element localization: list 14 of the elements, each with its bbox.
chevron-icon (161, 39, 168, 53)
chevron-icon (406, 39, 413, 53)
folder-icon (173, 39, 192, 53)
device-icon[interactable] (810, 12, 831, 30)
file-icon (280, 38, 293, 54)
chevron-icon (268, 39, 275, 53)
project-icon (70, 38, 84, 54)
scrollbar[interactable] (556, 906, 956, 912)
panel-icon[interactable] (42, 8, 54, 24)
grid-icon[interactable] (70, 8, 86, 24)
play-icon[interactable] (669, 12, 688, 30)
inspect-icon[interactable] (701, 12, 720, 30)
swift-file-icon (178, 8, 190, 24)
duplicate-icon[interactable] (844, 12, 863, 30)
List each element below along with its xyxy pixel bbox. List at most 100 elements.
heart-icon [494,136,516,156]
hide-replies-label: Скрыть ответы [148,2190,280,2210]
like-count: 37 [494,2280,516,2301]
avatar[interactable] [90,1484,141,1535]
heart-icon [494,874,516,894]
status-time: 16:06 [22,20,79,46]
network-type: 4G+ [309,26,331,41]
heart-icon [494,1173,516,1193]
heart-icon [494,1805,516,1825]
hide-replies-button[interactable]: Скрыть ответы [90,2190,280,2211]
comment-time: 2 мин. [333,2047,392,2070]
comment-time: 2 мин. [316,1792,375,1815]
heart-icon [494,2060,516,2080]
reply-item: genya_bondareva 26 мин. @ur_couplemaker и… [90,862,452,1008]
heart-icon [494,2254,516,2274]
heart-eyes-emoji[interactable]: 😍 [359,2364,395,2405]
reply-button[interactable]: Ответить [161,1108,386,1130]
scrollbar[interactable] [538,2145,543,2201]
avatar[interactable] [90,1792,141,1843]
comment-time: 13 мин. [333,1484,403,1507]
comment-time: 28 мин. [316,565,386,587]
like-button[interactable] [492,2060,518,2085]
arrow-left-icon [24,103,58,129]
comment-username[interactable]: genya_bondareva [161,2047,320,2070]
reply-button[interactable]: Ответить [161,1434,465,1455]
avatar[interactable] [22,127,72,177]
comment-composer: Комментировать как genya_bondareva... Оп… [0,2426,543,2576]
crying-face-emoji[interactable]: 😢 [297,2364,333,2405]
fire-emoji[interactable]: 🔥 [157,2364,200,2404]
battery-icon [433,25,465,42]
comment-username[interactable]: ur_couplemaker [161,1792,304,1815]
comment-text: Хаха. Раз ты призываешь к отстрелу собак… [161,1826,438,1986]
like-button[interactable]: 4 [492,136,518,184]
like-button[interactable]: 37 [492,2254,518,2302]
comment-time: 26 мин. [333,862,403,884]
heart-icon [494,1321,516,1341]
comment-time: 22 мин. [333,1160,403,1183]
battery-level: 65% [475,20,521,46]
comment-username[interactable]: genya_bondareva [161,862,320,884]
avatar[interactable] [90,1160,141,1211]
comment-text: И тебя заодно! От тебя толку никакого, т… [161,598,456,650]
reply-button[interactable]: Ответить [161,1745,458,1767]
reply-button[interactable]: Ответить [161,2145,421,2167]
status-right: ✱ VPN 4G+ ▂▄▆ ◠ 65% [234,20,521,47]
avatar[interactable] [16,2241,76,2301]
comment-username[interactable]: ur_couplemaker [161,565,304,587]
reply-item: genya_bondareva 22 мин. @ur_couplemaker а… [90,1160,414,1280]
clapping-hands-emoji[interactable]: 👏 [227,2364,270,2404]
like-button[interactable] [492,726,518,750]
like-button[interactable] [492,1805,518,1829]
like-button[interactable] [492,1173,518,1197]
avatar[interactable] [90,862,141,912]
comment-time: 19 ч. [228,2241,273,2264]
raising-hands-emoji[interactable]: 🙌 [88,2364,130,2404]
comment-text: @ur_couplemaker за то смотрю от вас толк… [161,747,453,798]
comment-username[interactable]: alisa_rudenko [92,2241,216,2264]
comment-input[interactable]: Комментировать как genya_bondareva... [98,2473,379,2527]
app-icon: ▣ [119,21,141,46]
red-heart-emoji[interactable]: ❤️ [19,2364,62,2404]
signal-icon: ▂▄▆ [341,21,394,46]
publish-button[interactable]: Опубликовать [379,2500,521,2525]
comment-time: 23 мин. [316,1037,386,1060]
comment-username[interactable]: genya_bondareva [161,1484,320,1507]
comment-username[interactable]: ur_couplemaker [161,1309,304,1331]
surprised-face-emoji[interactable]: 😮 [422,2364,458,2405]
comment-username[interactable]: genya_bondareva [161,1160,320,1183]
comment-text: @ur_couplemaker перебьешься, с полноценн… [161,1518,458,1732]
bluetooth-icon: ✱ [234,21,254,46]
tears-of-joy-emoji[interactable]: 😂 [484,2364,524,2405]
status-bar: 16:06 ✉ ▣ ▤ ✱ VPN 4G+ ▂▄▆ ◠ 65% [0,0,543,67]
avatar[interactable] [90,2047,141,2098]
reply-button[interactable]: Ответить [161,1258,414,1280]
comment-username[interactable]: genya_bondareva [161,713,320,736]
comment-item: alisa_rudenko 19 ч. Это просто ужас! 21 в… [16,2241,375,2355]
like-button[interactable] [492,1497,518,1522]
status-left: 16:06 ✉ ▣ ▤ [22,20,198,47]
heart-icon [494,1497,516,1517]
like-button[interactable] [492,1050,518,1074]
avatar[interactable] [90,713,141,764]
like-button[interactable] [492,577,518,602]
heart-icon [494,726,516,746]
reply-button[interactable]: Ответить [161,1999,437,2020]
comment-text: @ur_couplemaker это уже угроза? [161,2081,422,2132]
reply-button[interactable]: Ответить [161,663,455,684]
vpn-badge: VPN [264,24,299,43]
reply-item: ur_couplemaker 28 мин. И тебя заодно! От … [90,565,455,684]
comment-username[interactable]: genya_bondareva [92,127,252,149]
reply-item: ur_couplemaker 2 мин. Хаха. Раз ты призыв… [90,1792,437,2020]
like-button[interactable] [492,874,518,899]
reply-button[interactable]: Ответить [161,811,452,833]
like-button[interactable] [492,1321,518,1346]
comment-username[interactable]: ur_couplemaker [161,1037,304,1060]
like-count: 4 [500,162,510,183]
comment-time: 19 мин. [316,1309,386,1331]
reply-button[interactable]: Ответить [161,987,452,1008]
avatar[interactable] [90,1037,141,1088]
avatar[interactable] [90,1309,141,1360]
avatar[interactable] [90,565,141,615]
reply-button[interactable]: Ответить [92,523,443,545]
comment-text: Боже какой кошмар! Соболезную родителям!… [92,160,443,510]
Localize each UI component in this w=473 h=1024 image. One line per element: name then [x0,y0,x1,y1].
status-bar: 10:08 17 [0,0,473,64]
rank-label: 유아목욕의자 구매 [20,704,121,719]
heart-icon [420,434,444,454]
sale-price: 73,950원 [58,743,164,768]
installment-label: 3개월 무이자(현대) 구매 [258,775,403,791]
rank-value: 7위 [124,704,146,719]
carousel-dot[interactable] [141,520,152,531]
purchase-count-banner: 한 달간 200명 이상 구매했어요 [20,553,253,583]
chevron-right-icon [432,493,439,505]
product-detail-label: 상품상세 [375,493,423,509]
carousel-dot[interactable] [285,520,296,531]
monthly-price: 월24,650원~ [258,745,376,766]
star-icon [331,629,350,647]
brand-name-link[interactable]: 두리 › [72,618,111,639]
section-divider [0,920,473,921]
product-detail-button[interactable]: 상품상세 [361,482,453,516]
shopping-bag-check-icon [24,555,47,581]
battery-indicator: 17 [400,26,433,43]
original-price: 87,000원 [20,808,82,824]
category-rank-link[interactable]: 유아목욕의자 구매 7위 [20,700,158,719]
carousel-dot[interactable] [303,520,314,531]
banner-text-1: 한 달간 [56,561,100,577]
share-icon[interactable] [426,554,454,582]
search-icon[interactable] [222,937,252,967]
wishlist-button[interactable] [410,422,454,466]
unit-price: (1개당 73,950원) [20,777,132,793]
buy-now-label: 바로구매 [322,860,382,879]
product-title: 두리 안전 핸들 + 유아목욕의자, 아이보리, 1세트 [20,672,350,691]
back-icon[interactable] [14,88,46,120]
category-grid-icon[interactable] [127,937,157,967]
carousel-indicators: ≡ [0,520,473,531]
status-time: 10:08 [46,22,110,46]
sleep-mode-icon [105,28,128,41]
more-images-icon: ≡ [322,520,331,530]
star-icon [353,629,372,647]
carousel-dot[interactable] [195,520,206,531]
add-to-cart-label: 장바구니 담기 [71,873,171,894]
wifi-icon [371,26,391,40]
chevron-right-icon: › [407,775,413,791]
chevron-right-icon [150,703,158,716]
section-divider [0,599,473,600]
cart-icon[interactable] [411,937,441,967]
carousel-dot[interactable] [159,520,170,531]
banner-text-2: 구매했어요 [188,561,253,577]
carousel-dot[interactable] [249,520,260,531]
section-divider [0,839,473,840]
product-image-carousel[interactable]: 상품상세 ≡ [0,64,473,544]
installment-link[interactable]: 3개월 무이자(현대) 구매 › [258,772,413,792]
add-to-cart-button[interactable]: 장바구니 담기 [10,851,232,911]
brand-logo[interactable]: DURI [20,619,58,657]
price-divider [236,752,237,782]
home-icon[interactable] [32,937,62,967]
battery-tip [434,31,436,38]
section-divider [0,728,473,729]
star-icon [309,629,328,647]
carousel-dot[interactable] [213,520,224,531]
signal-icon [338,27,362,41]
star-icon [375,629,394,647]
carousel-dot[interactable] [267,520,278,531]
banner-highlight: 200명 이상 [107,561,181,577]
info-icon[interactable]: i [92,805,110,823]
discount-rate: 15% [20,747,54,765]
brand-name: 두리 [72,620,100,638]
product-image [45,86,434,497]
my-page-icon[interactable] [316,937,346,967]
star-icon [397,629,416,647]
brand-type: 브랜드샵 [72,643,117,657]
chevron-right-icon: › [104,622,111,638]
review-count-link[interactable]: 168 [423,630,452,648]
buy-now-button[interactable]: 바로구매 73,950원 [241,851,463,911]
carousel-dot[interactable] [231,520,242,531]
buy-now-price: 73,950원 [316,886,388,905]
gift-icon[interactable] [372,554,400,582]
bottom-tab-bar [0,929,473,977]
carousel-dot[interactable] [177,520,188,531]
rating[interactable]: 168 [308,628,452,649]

──────────

Extract verbatim the lines starting at the first line and ending at the line containing "play-icon[interactable] (669, 12, 688, 30)", with both ends included.

element localization: list 14 of the elements, each with its bbox.
chevron-icon (161, 39, 168, 53)
chevron-icon (406, 39, 413, 53)
folder-icon (173, 39, 192, 53)
device-icon[interactable] (810, 12, 831, 30)
file-icon (280, 38, 293, 54)
chevron-icon (268, 39, 275, 53)
project-icon (70, 38, 84, 54)
scrollbar[interactable] (556, 906, 956, 912)
panel-icon[interactable] (42, 8, 54, 24)
grid-icon[interactable] (70, 8, 86, 24)
play-icon[interactable] (669, 12, 688, 30)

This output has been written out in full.